>> start SELECTED PASSAGE

This essay appears in the Summer 2019 issue of Modern Age. To subscribe now, go here.


 

A great question in contemporary American politics is whether the Democratic Party’s voting base has veered as far and rapidly to the left as most of its presidential candidates and the progressive media universe. Statements by President Obama as recently as five years ago about, for instance, border controls (and the need for them) would be derided as hopelessly nationalist and reactionary by the party’s current progressive opinion leaders. Joe Biden had a healthy lead in presidential opinion polls after he first announced his 2020 candidacy, but it is far from certain that lead will stand up to the progressive assault. He has been attacked for his style (old-fashioned, touchy-feely) and words—especially recollections of congeniality with segregationist Southern senators. His record, in particular his support for various 1990s tough-on-crime measures, is also subject to progressive derision.

Perhaps the greatest tell of where the party—its voters and its opinion leaders—now stands will emerge if Biden’s role in the decade-long school busing controversy continues to come under assault. For here was an issue of substance, debated in depth at dinner tables and political forums nationwide throughout much of the 1970s and beyond. On no other political question was Biden’s role so nationally important. Busing to enforce school integration emerged as a controversy when he arrived in Washington as a young liberal senator in 1973, and he was soon torn between his conventionally liberal civil rights convictions and a need to represent his white working-class voting constituents in a state where busing was the most hot-button of issues.

Though few politicians were outspoken advocates of busing (it was a peculiarity of the issue that the major decisions were court-driven and thus largely beyond democratic accountability), Biden played a critical role in legitimating opposition to it among centrists and liberals. He joined with North Carolina conservative Jesse Helms to shepherd an anti-busing amendment through the Senate in 1975. He maintained his anti-busing position in ensuing years—he is quoted more than any other single American politician in Jennifer Hochschild’s 1984 pro-busing work The New American Dilemma. She cites one Biden speech at length, describing it as “a rambling but extraordinary confession of liberal bafflement.” Yet one sentence from it—“We are asking the education system to solve a societal problem that the education system is not big enough to solve, even if it were constitutionally warranted, which it is not”—seems as precise as anyone could wish.

>> end SELECTED PASSAGE

THINGS TO DO:
**1)** Name every politician identified by name in the essay on Joe Biden and school busing.
**2)** Decide whether each statement agrees with the essay on Joe Biden and school busing: (a) Biden worked with Jesse Helms on an anti-busing amendment in 1975; (b) Jennifer Hochschild's book argues against busing; (c) Biden arrived in Washington as a senator in 1975. For each, answer yes or no and quote the words that decide it.
**3)** Carry on the essay on Joe Biden and school busing, starting after its final sentence.

>> start EXTRACTED INFORMATION

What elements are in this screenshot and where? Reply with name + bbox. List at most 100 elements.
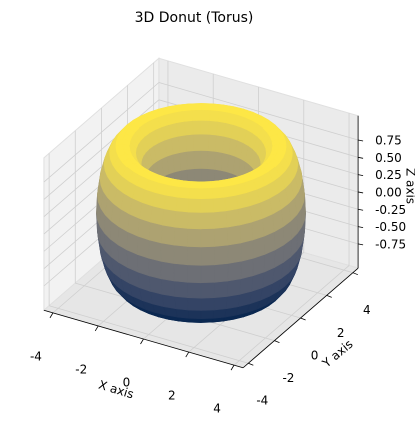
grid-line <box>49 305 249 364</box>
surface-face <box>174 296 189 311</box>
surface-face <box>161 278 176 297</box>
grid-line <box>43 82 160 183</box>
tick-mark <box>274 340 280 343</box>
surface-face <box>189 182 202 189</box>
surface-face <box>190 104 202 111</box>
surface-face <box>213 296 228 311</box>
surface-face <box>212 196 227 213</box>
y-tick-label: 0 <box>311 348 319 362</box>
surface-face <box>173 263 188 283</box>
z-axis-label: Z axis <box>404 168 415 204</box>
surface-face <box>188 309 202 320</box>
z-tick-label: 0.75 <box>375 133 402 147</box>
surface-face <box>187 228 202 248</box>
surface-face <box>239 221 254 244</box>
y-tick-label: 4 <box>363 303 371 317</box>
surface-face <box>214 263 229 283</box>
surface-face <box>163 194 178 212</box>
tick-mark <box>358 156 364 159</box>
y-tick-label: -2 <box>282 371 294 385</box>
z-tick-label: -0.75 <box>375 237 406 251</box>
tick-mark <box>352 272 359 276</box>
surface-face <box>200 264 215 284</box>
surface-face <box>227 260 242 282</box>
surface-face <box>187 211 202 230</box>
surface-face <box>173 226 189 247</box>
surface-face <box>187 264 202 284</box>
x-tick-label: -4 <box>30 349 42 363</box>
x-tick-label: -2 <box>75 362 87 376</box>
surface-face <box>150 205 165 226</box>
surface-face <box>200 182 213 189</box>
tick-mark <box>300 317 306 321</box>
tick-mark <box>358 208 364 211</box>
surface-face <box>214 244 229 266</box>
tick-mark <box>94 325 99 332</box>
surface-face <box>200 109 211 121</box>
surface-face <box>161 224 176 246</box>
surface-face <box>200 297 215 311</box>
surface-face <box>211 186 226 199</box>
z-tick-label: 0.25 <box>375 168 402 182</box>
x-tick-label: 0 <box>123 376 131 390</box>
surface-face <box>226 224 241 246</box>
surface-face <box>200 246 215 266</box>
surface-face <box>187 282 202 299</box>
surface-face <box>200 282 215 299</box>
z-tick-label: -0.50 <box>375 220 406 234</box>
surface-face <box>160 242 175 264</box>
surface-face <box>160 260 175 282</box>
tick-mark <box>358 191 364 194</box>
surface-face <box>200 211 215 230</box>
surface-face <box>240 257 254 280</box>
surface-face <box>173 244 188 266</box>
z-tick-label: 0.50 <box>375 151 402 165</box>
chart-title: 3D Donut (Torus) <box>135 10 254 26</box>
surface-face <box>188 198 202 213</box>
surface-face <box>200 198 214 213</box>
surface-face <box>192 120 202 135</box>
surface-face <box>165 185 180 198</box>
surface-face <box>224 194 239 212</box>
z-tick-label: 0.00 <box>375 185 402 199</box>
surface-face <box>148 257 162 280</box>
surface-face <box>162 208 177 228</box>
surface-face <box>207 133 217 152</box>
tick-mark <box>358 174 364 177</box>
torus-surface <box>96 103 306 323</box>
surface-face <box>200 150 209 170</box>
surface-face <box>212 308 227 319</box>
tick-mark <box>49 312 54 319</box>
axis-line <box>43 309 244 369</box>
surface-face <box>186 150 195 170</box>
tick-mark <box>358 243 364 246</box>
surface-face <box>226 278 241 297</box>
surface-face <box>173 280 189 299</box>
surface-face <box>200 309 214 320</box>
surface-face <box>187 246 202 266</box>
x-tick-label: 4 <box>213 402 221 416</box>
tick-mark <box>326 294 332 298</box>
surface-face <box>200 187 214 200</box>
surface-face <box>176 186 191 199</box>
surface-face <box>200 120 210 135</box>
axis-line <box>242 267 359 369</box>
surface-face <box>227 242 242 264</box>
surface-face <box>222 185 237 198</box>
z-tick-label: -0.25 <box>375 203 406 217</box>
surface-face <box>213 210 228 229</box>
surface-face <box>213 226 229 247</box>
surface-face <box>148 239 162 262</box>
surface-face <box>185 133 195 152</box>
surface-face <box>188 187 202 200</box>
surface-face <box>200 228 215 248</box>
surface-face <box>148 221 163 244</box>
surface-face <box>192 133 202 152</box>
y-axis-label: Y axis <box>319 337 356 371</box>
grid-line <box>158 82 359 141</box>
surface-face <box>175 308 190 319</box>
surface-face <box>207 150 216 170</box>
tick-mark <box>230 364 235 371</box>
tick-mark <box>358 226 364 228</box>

>> end EXTRACTED INFORMATION
>> start EXTRACTED INFORMATION

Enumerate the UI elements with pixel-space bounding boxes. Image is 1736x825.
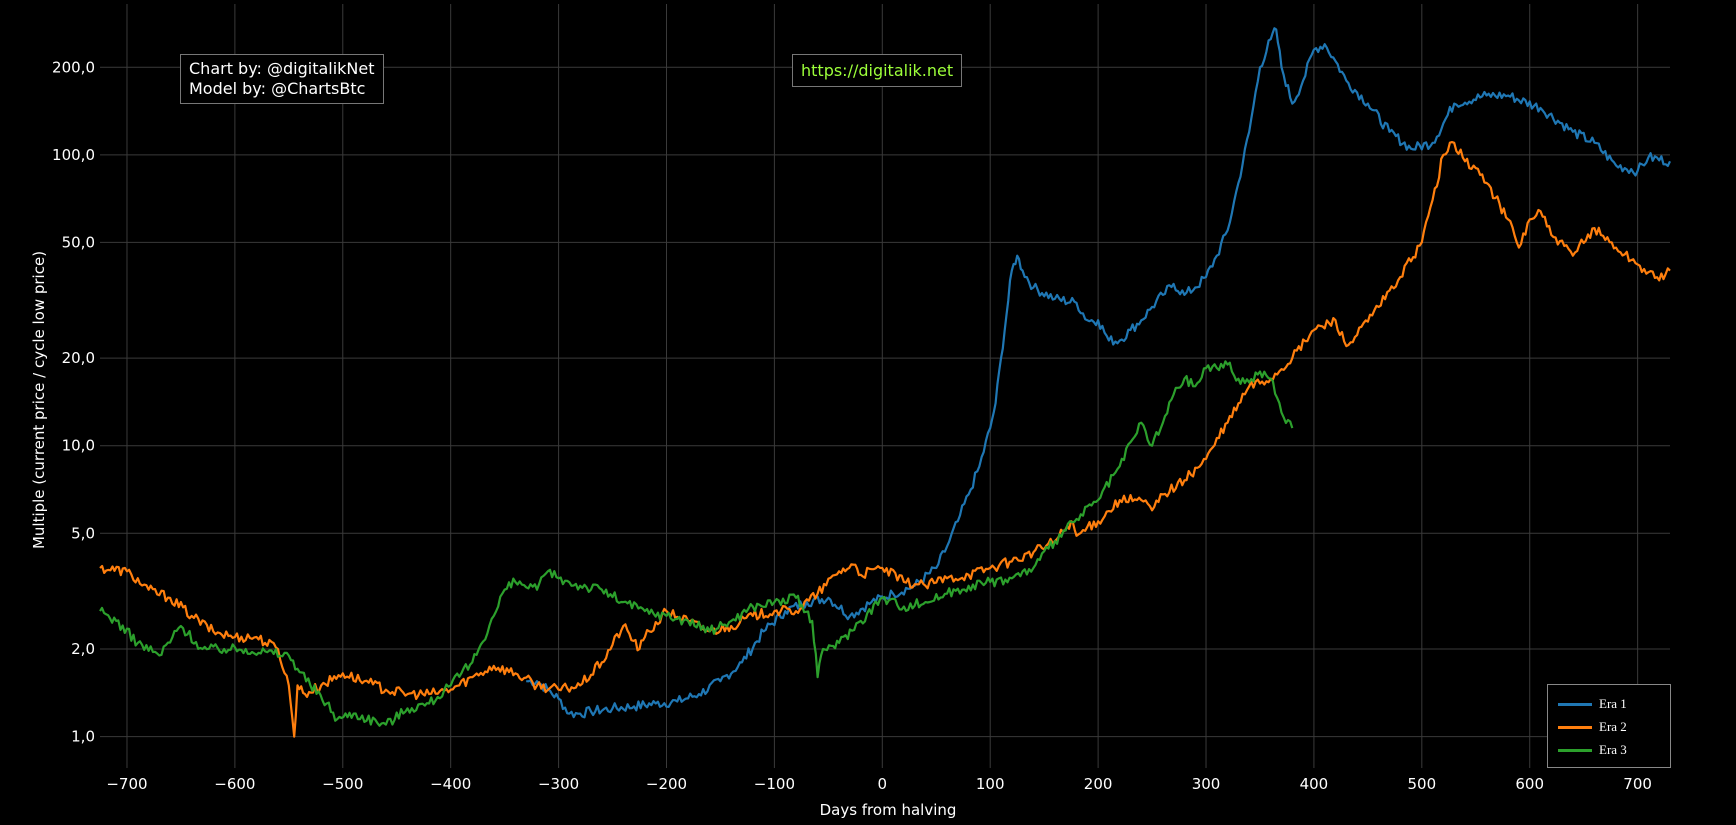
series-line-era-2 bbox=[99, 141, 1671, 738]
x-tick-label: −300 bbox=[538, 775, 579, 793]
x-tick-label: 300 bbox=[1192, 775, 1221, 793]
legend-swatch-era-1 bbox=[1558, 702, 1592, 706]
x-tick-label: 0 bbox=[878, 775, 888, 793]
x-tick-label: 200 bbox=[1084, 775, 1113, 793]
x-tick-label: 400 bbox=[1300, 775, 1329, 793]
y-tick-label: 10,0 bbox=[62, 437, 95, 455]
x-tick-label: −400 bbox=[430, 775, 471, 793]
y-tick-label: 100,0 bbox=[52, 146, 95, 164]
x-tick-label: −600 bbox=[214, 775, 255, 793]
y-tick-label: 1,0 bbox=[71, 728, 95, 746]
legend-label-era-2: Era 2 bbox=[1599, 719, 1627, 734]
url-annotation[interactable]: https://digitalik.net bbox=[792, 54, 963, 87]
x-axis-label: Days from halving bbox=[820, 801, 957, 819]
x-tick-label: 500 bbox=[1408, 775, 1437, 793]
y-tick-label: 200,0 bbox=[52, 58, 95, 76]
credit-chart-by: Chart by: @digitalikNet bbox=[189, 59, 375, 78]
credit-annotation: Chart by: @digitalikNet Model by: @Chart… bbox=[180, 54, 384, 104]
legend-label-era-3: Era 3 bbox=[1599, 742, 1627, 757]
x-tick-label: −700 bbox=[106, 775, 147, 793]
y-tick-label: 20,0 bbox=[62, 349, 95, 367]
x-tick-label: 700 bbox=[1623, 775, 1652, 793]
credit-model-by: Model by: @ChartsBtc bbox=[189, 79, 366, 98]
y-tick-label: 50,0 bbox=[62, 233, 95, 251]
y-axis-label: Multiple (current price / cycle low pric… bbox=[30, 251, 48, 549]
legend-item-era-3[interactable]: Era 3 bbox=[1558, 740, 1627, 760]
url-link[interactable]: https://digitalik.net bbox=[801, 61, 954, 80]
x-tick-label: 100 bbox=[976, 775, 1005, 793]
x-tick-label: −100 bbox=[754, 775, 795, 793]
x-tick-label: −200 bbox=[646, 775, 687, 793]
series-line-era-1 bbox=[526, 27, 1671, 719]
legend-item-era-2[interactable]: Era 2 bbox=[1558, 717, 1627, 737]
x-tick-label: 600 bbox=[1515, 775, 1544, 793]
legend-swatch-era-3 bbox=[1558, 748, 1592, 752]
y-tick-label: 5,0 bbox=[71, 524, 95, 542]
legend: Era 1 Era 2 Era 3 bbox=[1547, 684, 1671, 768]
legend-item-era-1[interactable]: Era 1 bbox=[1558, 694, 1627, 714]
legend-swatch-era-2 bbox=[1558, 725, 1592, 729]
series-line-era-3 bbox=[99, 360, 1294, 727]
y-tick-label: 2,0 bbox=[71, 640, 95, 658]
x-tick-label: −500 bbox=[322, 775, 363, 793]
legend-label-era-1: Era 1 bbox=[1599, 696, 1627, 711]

>> end EXTRACTED INFORMATION
>> start EXTRACTED INFORMATION

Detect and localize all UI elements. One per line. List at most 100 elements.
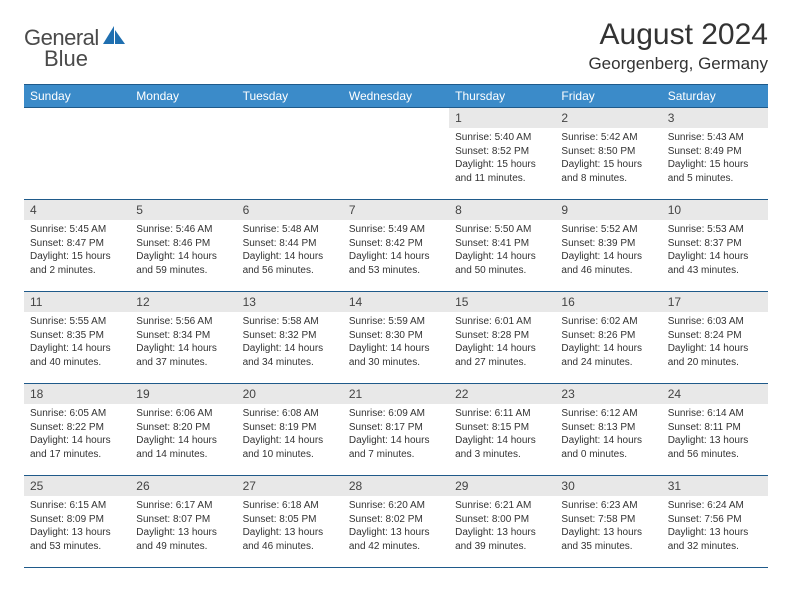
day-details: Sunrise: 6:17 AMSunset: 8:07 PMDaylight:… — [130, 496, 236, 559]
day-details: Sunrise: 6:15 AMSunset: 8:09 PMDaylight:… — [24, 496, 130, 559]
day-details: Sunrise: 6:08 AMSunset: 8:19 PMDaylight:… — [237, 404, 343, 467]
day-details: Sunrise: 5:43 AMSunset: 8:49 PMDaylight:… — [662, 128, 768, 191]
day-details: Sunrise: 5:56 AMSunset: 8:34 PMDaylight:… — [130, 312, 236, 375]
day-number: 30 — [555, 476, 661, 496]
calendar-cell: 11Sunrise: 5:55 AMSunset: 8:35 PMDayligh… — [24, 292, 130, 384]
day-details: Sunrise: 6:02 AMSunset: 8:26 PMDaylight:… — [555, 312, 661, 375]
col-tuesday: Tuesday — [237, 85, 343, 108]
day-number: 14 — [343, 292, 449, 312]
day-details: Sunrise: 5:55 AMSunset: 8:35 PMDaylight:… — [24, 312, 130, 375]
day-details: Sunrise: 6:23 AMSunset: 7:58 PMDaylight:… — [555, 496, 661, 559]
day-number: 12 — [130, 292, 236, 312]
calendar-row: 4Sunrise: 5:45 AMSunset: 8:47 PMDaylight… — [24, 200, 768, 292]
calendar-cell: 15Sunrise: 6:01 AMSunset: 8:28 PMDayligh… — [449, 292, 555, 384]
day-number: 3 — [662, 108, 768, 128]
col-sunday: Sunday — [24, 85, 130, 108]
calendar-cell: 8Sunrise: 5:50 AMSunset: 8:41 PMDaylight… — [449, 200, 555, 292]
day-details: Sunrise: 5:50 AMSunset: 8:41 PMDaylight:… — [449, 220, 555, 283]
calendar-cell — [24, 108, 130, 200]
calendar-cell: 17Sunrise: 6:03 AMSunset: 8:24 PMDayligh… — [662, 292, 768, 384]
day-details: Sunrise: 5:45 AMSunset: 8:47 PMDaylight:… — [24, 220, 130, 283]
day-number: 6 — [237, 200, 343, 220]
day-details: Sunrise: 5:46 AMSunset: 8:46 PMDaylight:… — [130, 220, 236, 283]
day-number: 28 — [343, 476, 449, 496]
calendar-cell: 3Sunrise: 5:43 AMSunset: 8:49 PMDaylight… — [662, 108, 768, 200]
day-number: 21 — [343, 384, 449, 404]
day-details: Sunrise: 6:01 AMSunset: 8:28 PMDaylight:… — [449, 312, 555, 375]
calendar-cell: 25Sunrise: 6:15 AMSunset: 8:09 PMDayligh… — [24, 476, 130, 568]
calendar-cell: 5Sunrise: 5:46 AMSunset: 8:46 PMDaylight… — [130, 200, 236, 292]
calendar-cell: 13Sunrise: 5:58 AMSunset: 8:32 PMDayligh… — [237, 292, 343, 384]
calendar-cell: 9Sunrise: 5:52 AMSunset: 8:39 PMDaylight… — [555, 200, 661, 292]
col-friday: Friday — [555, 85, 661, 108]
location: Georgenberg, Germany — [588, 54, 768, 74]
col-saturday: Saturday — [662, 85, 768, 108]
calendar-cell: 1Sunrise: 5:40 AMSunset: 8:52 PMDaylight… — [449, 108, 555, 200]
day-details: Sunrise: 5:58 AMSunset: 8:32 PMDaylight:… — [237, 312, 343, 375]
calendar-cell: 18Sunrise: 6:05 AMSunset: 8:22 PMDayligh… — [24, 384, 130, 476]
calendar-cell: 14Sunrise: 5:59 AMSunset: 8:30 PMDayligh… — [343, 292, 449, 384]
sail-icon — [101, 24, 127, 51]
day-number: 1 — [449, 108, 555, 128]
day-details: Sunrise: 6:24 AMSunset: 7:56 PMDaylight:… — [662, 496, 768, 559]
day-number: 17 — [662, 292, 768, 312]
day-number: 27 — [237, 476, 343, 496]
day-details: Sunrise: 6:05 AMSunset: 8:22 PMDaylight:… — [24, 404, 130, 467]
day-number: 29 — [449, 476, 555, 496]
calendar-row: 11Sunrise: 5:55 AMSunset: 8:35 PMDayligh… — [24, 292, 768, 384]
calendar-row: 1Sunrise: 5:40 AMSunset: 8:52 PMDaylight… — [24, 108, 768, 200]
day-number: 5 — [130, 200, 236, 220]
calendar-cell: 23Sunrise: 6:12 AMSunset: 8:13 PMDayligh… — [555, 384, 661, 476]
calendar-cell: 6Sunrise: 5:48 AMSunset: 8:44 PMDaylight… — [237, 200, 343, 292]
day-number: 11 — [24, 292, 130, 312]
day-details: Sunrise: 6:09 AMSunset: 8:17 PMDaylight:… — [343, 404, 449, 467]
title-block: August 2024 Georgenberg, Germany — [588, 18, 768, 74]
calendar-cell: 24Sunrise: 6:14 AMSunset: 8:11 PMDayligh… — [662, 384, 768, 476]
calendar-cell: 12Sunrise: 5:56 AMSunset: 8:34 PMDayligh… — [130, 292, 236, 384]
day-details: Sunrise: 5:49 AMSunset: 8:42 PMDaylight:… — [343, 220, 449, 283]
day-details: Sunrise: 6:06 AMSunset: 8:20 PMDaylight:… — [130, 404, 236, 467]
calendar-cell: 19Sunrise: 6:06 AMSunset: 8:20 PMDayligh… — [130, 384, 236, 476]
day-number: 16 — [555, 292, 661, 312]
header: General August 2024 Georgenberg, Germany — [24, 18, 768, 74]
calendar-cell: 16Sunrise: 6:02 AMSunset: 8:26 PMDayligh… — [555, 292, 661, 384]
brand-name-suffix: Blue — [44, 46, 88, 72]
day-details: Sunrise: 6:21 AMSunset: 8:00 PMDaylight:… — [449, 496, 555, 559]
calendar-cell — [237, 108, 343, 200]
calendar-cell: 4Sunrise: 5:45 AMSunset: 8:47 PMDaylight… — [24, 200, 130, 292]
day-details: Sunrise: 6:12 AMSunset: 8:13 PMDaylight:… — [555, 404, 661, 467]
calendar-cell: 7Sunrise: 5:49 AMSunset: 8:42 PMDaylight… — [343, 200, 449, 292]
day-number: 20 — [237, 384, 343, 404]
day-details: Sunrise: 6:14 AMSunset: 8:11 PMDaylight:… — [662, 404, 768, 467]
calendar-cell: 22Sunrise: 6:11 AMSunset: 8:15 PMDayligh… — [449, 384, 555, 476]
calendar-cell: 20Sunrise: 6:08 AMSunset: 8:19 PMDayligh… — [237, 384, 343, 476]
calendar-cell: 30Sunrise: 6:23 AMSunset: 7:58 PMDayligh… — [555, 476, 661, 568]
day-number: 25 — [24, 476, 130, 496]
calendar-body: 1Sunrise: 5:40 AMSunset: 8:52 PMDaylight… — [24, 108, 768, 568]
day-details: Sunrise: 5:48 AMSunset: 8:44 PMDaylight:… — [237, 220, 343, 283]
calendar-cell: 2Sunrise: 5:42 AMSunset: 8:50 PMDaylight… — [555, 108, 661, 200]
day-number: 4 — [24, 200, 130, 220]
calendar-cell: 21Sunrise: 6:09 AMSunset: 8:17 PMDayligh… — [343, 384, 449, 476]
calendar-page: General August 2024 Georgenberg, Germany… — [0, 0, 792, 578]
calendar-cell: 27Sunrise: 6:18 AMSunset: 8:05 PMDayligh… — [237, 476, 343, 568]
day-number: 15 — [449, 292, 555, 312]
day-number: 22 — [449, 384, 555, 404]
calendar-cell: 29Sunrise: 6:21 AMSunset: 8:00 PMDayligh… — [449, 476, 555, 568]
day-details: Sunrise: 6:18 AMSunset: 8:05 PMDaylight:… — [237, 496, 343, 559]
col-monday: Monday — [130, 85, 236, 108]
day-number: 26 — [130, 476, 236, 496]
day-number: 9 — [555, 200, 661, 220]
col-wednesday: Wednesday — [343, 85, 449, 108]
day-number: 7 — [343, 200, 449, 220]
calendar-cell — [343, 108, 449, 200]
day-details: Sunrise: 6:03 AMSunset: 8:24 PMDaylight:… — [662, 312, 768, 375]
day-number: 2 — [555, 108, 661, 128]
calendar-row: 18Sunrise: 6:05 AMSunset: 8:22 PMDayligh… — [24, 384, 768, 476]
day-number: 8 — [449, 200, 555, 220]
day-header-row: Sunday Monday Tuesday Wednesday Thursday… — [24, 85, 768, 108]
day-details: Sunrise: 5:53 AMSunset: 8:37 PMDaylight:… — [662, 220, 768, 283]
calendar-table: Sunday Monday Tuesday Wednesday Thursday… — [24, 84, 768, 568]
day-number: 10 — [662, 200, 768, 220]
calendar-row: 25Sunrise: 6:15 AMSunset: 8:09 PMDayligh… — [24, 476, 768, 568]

>> end EXTRACTED INFORMATION

EXERCISE RESPONSES:
**1)** President Obama, Joe Biden, Jesse Helms

**2)**
(a) Yes: "He joined with North Carolina conservative Jesse Helms to shepherd an anti-busing amendment through the Senate in 1975."
(b) No: "Jennifer Hochschild’s 1984 pro-busing work The New American Dilemma"
(c) No: "when he arrived in Washington as a young liberal senator in 1973"

**3)**
Biden’s making common cause with Helms has been attacked in Politico. New York Times columnist Jamelle Bouie amplified the charge, deriding Biden’s busing position as “an implicit affirmation of white racial privilege” and a form of “Trumpism without Trump” that should effectively foreclose his candidacy. Before we consider whether Bouie will be proved correct in his claim that Biden’s busing record renders him beyond the pale for Democrats, we might revisit the history of this extraordinary policy.

* * *

During its 1970s heyday, busing to accelerate school integration was sometimes described as liberalism’s domestic Vietnam. Like Vietnam, it was conceived by dedicated public servants for high-minded motives; like Vietnam, the children of the elites who planned it were largely exempt from the consequences. In essence, the policy was to place the greatest responsibility for ushering in a future integrated and racially equal America on the country’s school children.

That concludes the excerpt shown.